Noncircular lumens with calcified and lipidous plaques. (a) Fairly normal, circular lumen. (b) Very eccentric lumen in vessel containing two calcified lesions (*). (c) Eccentric lumen with a nearly concentric lipid plaque.

We calculated the “frame lumen eccentricity” (FLE), which is a single value describing lumen eccentricity in the current frame. We also computed the “change in frame lumen eccentricity” across adjacent slices ($\mathrm{\Delta }{\mathrm{FLE}}_Z$) by comparing the current frame FLE with the FLE of each of its adjacent $\pm 3$ slices. Individual “A-line lumen eccentricity” (ALE) was determined in an effort to localize A-lines containing plaque (Fig. 3). To calculate ALE, we determined the center of mass and area of the segmented lumen. We then created a perfectly concentric circle having the same area as the lumen, centered at the center of mass. We calculated the signed distance between each A-line lumen boundary point and the corresponding circle boundary along the radius from the center of mass, giving a vector of ALE values.

[Document layout analysis records]

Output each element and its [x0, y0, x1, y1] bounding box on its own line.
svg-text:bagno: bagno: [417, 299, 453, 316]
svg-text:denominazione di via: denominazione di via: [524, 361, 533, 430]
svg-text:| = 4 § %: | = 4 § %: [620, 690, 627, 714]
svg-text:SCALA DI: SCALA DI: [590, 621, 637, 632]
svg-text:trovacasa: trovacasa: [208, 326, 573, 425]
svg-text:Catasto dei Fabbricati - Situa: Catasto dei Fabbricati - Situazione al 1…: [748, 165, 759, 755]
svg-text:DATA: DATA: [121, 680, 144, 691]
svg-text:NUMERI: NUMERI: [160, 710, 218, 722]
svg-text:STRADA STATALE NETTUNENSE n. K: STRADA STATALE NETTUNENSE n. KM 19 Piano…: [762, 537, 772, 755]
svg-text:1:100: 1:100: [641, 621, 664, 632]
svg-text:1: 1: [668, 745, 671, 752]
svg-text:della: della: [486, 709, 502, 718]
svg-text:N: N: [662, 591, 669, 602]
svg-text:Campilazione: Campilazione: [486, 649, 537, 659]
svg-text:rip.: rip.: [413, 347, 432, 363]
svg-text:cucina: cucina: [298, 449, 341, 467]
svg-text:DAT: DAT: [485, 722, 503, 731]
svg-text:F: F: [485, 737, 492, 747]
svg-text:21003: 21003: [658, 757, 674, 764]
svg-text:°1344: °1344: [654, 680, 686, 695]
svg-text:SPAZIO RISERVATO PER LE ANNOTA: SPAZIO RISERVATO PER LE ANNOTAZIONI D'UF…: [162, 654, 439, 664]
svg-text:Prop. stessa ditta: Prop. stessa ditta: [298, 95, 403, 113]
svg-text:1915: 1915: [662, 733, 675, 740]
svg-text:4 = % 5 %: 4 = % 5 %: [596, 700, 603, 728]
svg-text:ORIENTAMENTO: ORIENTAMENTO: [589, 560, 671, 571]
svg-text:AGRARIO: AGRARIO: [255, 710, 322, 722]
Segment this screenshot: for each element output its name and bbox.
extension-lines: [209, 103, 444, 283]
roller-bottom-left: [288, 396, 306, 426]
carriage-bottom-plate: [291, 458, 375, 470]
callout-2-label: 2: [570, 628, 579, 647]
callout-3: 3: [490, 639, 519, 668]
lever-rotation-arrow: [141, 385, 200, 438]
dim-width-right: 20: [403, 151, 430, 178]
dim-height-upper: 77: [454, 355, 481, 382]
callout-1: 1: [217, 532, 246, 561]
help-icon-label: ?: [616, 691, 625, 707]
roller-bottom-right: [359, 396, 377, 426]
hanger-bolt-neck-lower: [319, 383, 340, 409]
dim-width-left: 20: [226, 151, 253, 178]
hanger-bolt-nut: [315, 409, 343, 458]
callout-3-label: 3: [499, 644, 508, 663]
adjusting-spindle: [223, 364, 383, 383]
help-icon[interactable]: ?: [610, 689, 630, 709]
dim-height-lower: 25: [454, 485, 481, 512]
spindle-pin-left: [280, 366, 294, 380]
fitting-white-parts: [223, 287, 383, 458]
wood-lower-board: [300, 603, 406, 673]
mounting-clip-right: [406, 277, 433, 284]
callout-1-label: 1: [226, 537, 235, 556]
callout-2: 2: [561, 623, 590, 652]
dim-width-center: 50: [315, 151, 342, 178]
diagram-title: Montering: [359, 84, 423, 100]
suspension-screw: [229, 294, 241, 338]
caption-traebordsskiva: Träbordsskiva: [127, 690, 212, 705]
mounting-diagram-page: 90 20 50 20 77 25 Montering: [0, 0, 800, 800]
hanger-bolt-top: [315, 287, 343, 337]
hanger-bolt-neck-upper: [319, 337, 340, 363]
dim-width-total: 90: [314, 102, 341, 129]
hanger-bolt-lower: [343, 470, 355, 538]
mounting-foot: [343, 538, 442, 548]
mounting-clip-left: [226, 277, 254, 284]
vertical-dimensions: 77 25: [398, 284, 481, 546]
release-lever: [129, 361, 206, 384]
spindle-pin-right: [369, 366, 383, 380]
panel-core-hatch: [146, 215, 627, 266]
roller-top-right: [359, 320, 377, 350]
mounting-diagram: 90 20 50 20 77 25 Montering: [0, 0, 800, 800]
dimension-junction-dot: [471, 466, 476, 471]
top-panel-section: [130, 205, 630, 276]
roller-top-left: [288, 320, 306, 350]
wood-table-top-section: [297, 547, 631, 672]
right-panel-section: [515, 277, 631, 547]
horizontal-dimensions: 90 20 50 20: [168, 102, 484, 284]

Questions to answer
(1) For each statement, decide whether it agrees with the passage on lumen eccentricity, and answer yes or no with the deciding words of that passage quoted exactly. (a) The frame lumen eccentricity is a single value for the current frame. (b) The concentric circle used to calculate ALE is centered at the center of mass. (c) In panel (b), the vessel contains one calcified lesion.
(2) Please write out the part of the passage on lumen eccentricity starting with "Noncircular lumens with" and going on through "concentric lipid plaque.".

Outputs in order
(1)
(a) Yes: "which is a single value describing lumen eccentricity in the current frame"
(b) Yes: "centered at the center of mass"
(c) No: "vessel containing two calcified lesions"

(2)
Noncircular lumens with calcified and lipidous plaques. (a) Fairly normal, circular lumen. (b) Very eccentric lumen in vessel containing two calcified lesions (*). (c) Eccentric lumen with a nearly concentric lipid plaque.